» **Supplied data**
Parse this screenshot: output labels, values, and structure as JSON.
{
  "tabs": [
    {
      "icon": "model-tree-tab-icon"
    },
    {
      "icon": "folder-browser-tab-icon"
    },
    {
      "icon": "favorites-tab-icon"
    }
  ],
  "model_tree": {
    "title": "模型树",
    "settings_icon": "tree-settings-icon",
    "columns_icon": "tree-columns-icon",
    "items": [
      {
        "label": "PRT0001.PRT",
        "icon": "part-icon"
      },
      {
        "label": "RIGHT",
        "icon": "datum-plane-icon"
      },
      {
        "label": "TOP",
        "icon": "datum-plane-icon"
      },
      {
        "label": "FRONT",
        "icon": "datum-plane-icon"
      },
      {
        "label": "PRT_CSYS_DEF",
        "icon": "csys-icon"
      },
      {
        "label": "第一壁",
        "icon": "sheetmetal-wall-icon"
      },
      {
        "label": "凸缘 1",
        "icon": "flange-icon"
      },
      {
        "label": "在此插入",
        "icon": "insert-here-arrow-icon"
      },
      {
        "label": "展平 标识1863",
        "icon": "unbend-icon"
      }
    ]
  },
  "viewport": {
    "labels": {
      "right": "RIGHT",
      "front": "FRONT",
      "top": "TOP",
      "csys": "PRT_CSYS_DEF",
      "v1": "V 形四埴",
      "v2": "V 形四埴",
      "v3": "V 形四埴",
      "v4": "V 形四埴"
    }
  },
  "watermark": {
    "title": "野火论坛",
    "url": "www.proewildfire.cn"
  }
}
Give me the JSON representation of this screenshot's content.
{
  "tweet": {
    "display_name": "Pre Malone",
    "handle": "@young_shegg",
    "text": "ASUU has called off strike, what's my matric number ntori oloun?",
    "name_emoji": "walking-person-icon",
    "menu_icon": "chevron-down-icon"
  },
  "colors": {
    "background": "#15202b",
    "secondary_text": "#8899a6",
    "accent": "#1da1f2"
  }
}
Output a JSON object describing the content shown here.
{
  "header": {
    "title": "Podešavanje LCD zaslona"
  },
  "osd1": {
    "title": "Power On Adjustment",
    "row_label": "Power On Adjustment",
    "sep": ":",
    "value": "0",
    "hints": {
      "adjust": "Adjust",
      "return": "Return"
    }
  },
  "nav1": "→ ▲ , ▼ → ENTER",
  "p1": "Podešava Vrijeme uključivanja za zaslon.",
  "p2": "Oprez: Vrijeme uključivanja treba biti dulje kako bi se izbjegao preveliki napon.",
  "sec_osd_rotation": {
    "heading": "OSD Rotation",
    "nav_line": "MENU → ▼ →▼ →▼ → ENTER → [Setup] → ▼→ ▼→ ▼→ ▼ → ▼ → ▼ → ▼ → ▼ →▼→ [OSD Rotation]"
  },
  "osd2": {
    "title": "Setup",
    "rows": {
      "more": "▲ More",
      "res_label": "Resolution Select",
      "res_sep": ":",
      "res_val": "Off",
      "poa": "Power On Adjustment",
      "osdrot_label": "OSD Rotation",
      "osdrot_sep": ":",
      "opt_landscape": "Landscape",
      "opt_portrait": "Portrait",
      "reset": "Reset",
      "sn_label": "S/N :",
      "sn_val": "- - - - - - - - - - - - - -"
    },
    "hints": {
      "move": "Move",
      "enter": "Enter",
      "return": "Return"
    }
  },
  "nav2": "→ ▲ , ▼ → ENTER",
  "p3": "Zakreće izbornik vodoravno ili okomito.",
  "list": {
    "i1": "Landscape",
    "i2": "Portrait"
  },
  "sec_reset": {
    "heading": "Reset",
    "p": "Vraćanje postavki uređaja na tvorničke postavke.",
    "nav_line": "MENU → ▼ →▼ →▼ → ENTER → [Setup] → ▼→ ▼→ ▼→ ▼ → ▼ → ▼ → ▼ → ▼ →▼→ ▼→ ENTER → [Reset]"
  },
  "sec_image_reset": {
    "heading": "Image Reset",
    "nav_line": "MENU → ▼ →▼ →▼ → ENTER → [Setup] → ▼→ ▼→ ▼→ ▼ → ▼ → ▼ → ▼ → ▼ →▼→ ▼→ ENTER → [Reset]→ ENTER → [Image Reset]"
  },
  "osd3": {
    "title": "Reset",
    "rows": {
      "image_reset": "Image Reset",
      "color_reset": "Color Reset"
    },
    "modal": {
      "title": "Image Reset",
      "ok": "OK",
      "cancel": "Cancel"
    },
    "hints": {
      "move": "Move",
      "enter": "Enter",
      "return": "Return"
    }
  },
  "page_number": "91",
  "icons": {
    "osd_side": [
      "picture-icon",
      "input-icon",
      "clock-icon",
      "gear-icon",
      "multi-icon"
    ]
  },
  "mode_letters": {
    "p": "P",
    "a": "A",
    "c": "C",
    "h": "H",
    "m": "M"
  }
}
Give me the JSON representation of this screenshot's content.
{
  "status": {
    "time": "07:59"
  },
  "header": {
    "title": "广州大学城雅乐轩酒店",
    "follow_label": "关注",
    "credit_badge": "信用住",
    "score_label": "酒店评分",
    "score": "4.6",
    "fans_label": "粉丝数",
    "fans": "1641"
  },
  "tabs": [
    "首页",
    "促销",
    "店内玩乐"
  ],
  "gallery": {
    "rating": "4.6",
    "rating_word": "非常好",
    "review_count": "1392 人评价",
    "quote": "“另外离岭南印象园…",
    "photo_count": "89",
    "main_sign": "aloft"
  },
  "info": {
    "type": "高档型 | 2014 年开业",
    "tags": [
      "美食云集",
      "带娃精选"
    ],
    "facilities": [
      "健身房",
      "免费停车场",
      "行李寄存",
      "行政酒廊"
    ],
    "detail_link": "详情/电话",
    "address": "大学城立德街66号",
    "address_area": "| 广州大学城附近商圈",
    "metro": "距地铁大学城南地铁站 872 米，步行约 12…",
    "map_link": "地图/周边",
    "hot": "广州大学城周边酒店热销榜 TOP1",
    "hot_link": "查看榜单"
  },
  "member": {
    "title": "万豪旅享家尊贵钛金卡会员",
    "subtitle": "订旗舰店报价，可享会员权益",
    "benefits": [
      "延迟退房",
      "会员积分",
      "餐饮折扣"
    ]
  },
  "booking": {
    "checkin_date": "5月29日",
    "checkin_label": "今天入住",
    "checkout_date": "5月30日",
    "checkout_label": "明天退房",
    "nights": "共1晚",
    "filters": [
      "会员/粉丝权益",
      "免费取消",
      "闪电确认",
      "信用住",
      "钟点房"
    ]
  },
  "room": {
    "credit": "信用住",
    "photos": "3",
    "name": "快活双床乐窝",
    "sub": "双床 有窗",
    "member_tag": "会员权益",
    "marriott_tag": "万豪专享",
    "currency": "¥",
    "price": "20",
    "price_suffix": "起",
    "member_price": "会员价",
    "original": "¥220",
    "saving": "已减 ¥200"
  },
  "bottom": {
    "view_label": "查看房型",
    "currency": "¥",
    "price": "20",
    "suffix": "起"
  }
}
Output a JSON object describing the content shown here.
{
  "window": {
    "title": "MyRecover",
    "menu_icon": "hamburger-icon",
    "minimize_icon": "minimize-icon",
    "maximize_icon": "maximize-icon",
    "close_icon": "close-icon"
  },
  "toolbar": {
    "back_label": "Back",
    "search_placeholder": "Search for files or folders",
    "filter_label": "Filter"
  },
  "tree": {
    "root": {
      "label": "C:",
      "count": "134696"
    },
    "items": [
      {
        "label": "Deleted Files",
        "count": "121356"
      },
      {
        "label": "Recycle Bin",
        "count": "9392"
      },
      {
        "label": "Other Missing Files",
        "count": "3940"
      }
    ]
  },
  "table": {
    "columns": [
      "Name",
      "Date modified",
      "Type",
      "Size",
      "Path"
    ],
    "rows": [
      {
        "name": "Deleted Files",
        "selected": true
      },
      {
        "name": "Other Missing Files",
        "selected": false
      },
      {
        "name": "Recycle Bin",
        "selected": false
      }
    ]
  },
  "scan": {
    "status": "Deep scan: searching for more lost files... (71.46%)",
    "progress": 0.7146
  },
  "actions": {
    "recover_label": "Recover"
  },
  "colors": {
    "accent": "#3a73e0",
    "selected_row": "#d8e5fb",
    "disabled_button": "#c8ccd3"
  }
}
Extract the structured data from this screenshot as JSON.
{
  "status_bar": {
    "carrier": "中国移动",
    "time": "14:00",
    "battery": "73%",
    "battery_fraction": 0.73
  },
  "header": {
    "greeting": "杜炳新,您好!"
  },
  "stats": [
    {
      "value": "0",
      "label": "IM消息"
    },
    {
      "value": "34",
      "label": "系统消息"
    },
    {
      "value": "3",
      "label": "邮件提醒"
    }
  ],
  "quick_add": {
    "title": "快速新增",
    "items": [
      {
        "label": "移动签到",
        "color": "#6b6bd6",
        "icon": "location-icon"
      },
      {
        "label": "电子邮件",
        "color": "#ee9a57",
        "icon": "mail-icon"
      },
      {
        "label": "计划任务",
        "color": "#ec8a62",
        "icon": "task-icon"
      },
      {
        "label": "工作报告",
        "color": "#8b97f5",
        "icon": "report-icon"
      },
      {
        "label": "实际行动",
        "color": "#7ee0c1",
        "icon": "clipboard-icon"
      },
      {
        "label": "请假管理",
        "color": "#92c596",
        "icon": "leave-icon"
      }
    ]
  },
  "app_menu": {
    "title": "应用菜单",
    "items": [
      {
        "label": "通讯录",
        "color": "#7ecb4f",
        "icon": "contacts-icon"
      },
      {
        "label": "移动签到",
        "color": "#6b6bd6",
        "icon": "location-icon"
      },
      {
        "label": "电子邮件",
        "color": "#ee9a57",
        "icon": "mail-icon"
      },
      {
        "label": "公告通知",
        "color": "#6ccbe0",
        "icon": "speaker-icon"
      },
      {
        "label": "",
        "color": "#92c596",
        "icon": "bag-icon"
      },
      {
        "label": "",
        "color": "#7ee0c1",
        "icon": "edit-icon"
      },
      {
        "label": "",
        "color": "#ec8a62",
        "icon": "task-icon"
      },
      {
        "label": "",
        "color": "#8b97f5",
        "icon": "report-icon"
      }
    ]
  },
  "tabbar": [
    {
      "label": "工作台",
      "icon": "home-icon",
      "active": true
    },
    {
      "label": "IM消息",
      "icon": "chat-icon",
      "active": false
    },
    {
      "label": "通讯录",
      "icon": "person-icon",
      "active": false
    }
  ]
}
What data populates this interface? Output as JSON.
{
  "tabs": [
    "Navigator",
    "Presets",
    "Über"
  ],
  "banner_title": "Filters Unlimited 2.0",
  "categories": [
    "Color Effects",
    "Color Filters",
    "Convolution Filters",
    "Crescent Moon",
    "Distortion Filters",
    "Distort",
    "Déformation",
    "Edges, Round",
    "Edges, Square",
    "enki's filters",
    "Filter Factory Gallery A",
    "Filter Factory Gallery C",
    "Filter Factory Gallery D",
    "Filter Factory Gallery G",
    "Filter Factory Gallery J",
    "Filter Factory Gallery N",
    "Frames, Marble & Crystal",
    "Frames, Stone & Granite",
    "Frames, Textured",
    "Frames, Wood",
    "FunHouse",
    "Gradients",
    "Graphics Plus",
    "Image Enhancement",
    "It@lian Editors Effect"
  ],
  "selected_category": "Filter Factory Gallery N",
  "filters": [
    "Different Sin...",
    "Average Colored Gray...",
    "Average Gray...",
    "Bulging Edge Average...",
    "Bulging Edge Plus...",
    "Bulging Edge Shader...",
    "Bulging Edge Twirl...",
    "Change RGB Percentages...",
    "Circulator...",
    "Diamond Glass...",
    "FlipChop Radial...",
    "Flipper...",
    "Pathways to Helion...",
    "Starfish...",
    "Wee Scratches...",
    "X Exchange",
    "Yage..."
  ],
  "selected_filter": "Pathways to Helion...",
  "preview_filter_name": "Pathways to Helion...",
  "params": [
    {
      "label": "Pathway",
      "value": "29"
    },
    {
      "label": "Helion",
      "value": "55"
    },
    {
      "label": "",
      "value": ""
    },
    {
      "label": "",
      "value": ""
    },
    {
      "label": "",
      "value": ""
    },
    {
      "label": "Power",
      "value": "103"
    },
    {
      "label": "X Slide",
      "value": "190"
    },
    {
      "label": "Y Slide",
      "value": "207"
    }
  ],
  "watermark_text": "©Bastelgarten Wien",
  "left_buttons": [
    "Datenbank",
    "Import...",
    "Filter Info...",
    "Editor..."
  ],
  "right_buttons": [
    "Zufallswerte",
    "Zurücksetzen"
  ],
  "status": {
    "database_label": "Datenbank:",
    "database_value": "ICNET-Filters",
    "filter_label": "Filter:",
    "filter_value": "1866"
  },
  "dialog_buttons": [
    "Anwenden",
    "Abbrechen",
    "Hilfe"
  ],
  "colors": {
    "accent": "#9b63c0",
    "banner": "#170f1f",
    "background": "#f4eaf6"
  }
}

» **What the exercise asks**
Using the material above, gather every line that includes "uključivanja".

» **Full output**
  "p1": "Podešava Vrijeme uključivanja za zaslon.",
  "p2": "Oprez: Vrijeme uključivanja treba biti dulje kako bi se izbjegao preveliki napon.",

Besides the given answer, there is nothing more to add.